* WHAT TO DO *
Reproduce this listing in full.

* Collected data entries *
-- start --

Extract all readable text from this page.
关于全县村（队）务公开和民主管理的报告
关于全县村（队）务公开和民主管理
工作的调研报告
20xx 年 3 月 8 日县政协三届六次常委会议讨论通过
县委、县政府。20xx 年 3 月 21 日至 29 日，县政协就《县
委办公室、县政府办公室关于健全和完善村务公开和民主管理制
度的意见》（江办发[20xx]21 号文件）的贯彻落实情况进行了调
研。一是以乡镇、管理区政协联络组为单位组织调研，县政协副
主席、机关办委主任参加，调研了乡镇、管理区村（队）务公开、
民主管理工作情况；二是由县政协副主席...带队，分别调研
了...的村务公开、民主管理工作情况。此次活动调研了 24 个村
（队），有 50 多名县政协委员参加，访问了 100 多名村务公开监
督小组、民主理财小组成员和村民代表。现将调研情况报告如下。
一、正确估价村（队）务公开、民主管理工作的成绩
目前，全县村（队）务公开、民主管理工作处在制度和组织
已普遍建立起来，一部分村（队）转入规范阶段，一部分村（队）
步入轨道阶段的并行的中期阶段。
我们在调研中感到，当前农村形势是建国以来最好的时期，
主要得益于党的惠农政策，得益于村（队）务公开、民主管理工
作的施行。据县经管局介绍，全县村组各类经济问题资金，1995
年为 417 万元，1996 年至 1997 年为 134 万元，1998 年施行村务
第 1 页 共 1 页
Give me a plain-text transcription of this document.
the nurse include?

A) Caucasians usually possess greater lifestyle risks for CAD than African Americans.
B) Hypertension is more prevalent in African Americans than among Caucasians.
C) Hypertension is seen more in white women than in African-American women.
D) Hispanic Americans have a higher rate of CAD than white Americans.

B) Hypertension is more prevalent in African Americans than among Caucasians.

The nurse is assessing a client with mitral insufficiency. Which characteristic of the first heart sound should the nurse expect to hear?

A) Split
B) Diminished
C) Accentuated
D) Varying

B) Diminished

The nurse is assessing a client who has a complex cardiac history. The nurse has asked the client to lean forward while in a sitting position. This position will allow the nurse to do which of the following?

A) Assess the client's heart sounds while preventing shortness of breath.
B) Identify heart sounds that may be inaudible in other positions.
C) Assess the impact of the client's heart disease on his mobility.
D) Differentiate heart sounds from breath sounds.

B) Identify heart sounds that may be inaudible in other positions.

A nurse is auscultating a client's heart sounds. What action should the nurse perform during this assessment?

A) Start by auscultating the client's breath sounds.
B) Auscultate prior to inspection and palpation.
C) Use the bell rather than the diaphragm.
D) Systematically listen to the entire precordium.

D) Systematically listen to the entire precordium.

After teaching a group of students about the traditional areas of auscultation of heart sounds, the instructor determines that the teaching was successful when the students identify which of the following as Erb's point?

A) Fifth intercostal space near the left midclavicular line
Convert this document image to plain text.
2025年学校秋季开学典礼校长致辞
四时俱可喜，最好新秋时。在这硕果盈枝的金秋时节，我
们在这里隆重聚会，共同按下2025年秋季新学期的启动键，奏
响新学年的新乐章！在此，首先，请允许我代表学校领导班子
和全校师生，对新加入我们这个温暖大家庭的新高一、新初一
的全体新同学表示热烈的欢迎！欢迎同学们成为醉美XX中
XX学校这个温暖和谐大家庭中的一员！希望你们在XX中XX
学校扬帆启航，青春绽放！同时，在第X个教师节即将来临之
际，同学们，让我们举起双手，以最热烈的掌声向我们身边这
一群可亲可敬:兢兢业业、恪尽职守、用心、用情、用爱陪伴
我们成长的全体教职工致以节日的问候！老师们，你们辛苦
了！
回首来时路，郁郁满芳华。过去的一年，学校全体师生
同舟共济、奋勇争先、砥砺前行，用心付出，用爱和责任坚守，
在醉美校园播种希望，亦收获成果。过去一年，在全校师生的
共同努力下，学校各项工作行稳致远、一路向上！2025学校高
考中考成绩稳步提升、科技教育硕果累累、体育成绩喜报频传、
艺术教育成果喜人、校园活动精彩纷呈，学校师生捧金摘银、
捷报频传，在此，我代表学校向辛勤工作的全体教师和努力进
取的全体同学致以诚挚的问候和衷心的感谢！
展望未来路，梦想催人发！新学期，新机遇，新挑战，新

-- end --

* EXERCISE SOLUTION *
Extract all readable text from this page.
关于全县村（队）务公开和民主管理的报告
关于全县村（队）务公开和民主管理
工作的调研报告
20xx 年 3 月 8 日县政协三届六次常委会议讨论通过
县委、县政府。20xx 年 3 月 21 日至 29 日，县政协就《县
委办公室、县政府办公室关于健全和完善村务公开和民主管理制
度的意见》（江办发[20xx]21 号文件）的贯彻落实情况进行了调
研。一是以乡镇、管理区政协联络组为单位组织调研，县政协副
主席、机关办委主任参加，调研了乡镇、管理区村（队）务公开、
民主管理工作情况；二是由县政协副主席...带队，分别调研
了...的村务公开、民主管理工作情况。此次活动调研了 24 个村
（队），有 50 多名县政协委员参加，访问了 100 多名村务公开监
督小组、民主理财小组成员和村民代表。现将调研情况报告如下。
一、正确估价村（队）务公开、民主管理工作的成绩
目前，全县村（队）务公开、民主管理工作处在制度和组织
已普遍建立起来，一部分村（队）转入规范阶段，一部分村（队）
步入轨道阶段的并行的中期阶段。
我们在调研中感到，当前农村形势是建国以来最好的时期，
主要得益于党的惠农政策，得益于村（队）务公开、民主管理工
作的施行。据县经管局介绍，全县村组各类经济问题资金，1995
年为 417 万元，1996 年至 1997 年为 134 万元，1998 年施行村务
第 1 页 共 1 页
Give me a plain-text transcription of this document.
the nurse include?

A) Caucasians usually possess greater lifestyle risks for CAD than African Americans.
B) Hypertension is more prevalent in African Americans than among Caucasians.
C) Hypertension is seen more in white women than in African-American women.
D) Hispanic Americans have a higher rate of CAD than white Americans.

B) Hypertension is more prevalent in African Americans than among Caucasians.

The nurse is assessing a client with mitral insufficiency. Which characteristic of the first heart sound should the nurse expect to hear?

A) Split
B) Diminished
C) Accentuated
D) Varying

B) Diminished

The nurse is assessing a client who has a complex cardiac history. The nurse has asked the client to lean forward while in a sitting position. This position will allow the nurse to do which of the following?

A) Assess the client's heart sounds while preventing shortness of breath.
B) Identify heart sounds that may be inaudible in other positions.
C) Assess the impact of the client's heart disease on his mobility.
D) Differentiate heart sounds from breath sounds.

B) Identify heart sounds that may be inaudible in other positions.

A nurse is auscultating a client's heart sounds. What action should the nurse perform during this assessment?

A) Start by auscultating the client's breath sounds.
B) Auscultate prior to inspection and palpation.
C) Use the bell rather than the diaphragm.
D) Systematically listen to the entire precordium.

D) Systematically listen to the entire precordium.

After teaching a group of students about the traditional areas of auscultation of heart sounds, the instructor determines that the teaching was successful when the students identify which of the following as Erb's point?

A) Fifth intercostal space near the left midclavicular line
Convert this document image to plain text.
2025年学校秋季开学典礼校长致辞
四时俱可喜，最好新秋时。在这硕果盈枝的金秋时节，我
们在这里隆重聚会，共同按下2025年秋季新学期的启动键，奏
响新学年的新乐章！在此，首先，请允许我代表学校领导班子
和全校师生，对新加入我们这个温暖大家庭的新高一、新初一
的全体新同学表示热烈的欢迎！欢迎同学们成为醉美XX中
XX学校这个温暖和谐大家庭中的一员！希望你们在XX中XX
学校扬帆启航，青春绽放！同时，在第X个教师节即将来临之
际，同学们，让我们举起双手，以最热烈的掌声向我们身边这
一群可亲可敬:兢兢业业、恪尽职守、用心、用情、用爱陪伴
我们成长的全体教职工致以节日的问候！老师们，你们辛苦
了！
回首来时路，郁郁满芳华。过去的一年，学校全体师生
同舟共济、奋勇争先、砥砺前行，用心付出，用爱和责任坚守，
在醉美校园播种希望，亦收获成果。过去一年，在全校师生的
共同努力下，学校各项工作行稳致远、一路向上！2025学校高
考中考成绩稳步提升、科技教育硕果累累、体育成绩喜报频传、
艺术教育成果喜人、校园活动精彩纷呈，学校师生捧金摘银、
捷报频传，在此，我代表学校向辛勤工作的全体教师和努力进
取的全体同学致以诚挚的问候和衷心的感谢！
展望未来路，梦想催人发！新学期，新机遇，新挑战，新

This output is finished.